-- Stated goal --
Look for the string "subtitle" and copy every line that has it.

-- Dataset excerpts --
■ ■ ■ ■

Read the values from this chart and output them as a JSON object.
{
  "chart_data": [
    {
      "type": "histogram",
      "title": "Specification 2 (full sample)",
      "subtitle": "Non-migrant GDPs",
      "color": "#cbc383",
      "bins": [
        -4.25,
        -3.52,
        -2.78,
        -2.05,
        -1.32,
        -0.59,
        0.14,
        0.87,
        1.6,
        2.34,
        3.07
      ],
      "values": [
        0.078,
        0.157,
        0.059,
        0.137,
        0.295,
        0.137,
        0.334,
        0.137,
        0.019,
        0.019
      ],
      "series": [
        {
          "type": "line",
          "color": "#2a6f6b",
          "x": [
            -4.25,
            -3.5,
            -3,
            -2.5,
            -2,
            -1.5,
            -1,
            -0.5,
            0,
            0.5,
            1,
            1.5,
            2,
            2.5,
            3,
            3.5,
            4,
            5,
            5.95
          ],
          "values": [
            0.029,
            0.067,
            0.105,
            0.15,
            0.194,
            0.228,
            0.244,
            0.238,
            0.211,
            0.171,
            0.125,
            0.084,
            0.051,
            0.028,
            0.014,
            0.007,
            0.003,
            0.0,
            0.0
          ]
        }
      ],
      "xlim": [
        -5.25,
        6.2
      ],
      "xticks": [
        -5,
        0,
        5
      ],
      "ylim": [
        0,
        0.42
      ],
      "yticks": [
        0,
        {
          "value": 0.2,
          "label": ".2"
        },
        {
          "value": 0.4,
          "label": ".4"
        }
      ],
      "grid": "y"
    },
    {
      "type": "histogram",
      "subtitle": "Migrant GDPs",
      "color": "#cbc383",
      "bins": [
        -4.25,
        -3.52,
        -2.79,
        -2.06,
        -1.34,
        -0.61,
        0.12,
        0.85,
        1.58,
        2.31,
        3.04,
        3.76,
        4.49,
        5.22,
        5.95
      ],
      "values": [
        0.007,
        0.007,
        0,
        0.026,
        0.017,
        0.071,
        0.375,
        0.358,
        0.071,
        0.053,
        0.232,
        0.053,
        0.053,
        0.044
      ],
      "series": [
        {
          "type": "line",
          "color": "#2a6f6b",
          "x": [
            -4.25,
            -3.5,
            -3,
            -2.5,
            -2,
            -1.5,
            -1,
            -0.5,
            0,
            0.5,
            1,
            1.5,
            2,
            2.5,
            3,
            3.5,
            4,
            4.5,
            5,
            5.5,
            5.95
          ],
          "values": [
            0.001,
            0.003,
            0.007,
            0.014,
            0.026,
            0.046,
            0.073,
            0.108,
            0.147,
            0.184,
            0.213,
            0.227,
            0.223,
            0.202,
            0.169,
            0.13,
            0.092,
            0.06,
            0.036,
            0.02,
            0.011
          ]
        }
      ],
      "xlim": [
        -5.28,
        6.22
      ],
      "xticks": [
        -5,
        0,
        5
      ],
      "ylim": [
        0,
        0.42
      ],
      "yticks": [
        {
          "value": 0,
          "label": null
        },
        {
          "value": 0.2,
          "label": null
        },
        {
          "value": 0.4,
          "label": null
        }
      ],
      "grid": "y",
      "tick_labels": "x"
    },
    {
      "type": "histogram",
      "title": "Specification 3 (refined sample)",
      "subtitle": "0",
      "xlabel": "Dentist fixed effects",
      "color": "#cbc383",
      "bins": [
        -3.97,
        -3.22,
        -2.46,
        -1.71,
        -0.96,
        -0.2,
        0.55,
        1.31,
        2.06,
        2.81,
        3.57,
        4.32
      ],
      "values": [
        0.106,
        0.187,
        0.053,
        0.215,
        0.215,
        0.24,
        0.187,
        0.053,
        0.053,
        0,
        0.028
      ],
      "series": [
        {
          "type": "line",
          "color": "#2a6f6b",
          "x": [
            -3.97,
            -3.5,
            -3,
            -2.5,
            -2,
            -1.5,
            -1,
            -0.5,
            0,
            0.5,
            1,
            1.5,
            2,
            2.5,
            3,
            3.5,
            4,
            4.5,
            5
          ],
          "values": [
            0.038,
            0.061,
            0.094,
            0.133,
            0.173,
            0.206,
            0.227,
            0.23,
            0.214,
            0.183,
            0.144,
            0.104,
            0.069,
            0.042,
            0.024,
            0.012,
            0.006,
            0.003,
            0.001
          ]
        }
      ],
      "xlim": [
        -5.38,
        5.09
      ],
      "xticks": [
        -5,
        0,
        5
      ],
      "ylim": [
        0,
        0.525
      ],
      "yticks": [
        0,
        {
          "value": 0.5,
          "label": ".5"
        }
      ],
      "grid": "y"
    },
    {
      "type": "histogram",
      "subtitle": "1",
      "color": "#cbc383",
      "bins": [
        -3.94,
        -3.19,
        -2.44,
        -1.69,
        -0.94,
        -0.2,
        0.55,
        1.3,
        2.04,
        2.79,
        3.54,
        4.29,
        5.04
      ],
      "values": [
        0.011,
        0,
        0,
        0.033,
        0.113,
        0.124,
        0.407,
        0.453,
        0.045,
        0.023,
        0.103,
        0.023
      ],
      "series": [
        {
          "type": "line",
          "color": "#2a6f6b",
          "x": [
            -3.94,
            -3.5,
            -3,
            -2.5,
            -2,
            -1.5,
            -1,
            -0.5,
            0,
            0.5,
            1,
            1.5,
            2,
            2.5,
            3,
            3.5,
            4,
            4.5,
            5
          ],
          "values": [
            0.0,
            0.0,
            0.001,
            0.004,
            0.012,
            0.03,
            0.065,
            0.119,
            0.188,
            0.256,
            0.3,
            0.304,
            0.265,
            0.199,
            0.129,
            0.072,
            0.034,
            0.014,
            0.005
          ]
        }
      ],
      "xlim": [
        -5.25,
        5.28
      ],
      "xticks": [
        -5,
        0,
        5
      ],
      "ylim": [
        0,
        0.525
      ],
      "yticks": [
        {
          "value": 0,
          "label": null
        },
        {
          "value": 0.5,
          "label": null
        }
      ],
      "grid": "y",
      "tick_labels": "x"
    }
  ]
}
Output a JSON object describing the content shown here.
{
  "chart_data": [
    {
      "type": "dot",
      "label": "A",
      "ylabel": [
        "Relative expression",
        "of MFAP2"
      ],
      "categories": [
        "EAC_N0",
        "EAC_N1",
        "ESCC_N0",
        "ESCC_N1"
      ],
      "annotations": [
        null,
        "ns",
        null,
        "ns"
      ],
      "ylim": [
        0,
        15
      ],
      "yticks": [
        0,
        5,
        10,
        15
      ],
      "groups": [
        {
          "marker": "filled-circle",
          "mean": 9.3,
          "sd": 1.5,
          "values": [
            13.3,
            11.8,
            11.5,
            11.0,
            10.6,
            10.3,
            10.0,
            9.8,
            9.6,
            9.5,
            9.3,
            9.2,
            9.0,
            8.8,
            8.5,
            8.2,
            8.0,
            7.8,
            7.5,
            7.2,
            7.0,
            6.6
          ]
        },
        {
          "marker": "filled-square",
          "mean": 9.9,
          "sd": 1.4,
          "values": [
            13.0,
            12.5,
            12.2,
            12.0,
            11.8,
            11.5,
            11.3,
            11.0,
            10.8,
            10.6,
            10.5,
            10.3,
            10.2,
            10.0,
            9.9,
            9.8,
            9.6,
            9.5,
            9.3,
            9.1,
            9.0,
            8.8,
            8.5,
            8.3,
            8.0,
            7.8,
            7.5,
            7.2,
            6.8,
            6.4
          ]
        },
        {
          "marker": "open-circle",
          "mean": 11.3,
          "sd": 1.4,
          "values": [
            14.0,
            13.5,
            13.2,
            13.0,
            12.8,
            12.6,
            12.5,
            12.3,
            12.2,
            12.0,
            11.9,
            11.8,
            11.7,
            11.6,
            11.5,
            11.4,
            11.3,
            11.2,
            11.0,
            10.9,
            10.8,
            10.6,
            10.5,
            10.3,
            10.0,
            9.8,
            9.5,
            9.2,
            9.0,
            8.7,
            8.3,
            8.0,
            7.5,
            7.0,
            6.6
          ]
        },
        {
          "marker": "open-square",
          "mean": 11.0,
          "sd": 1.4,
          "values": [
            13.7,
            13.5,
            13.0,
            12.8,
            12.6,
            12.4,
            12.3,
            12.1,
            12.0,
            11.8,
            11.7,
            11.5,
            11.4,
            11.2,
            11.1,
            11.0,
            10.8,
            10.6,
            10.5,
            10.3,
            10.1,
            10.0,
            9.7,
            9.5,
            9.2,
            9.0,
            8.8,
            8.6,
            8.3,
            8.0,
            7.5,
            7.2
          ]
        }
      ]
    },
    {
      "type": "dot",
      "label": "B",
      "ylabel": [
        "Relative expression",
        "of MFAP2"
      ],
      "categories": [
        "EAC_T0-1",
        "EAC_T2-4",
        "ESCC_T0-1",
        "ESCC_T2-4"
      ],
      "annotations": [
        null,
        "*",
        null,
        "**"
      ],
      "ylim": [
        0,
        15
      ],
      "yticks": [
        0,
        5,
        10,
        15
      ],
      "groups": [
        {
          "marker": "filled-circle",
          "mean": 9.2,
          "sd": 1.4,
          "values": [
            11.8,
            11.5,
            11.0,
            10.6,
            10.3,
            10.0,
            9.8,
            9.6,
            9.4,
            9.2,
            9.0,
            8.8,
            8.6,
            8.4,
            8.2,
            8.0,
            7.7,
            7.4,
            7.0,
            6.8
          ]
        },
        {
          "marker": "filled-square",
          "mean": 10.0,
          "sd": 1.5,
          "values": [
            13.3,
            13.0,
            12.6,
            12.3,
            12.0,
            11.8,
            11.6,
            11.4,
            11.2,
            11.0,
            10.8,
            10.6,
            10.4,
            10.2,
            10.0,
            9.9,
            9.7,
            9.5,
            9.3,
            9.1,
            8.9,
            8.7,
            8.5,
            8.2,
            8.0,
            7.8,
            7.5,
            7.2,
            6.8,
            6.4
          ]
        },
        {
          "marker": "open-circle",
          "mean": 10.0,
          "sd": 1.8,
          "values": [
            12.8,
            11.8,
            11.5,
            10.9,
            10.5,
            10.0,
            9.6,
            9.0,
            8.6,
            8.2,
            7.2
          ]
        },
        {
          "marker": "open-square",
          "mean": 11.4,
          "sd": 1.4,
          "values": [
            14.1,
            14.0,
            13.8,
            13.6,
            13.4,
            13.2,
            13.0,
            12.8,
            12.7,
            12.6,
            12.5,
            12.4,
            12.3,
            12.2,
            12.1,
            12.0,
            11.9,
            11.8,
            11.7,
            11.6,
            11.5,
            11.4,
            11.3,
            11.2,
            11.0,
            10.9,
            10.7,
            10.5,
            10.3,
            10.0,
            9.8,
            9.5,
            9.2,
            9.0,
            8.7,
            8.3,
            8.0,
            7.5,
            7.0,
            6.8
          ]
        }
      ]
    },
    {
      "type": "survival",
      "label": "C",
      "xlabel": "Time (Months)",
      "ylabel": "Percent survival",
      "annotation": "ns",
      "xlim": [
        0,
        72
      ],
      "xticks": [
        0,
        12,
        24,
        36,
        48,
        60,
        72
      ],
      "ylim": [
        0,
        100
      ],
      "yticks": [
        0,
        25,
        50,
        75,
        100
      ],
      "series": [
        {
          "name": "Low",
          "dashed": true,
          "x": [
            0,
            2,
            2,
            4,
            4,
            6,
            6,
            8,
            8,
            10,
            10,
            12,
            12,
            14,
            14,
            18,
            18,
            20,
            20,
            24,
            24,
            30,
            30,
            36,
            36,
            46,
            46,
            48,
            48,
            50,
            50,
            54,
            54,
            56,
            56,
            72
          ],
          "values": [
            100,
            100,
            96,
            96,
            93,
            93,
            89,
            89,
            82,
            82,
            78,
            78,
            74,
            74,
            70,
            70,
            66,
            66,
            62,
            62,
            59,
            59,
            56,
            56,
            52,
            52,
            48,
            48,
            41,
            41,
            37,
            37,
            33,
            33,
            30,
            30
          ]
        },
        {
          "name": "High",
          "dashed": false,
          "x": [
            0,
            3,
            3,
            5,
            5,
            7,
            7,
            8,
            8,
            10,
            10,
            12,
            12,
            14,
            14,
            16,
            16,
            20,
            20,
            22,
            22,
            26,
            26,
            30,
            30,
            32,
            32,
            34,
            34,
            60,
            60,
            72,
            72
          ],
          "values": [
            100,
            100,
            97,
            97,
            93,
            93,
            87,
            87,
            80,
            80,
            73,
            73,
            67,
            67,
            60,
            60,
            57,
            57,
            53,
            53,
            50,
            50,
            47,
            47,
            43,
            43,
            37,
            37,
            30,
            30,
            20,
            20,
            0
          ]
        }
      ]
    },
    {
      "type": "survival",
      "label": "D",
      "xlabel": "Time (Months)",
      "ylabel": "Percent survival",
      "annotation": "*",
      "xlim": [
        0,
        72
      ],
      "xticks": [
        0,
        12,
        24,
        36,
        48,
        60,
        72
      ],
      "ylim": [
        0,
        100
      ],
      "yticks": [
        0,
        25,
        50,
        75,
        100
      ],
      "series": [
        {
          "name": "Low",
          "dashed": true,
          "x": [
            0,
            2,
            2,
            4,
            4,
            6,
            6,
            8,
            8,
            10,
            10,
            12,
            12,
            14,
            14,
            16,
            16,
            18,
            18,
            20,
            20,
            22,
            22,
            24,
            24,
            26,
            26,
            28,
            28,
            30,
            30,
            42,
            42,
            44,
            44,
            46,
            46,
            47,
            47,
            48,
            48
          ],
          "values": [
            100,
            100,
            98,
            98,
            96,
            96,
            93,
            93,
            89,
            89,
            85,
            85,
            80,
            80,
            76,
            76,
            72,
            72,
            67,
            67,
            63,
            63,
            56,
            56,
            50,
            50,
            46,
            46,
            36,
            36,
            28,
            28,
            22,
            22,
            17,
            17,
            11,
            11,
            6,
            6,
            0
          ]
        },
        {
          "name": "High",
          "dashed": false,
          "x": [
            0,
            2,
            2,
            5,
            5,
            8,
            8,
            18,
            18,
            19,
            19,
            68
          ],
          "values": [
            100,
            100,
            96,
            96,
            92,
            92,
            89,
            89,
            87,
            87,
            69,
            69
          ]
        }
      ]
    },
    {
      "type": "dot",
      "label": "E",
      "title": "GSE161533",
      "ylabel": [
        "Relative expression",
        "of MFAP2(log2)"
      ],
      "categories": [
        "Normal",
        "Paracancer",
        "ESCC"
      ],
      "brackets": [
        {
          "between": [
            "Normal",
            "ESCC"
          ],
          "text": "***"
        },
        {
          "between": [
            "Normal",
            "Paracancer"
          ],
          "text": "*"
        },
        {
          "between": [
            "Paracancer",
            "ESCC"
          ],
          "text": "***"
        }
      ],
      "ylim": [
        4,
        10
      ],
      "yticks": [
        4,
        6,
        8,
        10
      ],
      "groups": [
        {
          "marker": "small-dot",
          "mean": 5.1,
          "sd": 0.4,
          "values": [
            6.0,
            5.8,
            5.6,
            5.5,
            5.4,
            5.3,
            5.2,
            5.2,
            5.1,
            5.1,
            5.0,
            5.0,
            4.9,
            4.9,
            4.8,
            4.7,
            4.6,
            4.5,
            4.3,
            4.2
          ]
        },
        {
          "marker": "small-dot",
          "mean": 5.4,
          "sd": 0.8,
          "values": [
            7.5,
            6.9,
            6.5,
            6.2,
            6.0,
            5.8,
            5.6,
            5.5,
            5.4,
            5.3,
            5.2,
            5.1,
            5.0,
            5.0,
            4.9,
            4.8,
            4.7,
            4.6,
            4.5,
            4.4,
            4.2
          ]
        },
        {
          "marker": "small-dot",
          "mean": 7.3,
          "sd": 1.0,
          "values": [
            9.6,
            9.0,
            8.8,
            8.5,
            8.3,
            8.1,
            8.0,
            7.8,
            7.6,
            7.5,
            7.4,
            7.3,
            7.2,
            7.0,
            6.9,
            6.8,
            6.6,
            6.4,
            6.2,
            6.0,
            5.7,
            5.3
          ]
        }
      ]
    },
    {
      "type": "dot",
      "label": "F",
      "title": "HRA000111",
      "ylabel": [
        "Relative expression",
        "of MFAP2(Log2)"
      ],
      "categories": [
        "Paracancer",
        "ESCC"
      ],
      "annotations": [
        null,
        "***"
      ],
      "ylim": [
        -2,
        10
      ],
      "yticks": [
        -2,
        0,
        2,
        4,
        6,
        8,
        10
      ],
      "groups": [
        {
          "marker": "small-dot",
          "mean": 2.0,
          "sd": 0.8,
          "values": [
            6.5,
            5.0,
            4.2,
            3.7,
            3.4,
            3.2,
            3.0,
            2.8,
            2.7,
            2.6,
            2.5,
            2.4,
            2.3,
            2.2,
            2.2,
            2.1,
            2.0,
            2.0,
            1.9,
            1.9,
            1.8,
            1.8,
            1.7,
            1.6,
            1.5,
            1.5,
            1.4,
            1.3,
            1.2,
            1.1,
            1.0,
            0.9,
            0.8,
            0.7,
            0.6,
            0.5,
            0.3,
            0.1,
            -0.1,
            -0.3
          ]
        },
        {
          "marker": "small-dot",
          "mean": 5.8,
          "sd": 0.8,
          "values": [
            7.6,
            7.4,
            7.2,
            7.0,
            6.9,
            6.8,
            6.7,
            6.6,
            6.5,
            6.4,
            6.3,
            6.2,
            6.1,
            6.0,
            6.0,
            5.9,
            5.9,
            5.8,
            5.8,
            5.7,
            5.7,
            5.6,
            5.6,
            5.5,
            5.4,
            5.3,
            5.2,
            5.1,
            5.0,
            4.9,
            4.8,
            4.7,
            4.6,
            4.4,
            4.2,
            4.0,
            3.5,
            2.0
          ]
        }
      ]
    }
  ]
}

■ ■ ■ ■

-- Written reply --
      "subtitle": "Non-migrant GDPs",
      "subtitle": "Migrant GDPs",
      "subtitle": "0",
      "subtitle": "1",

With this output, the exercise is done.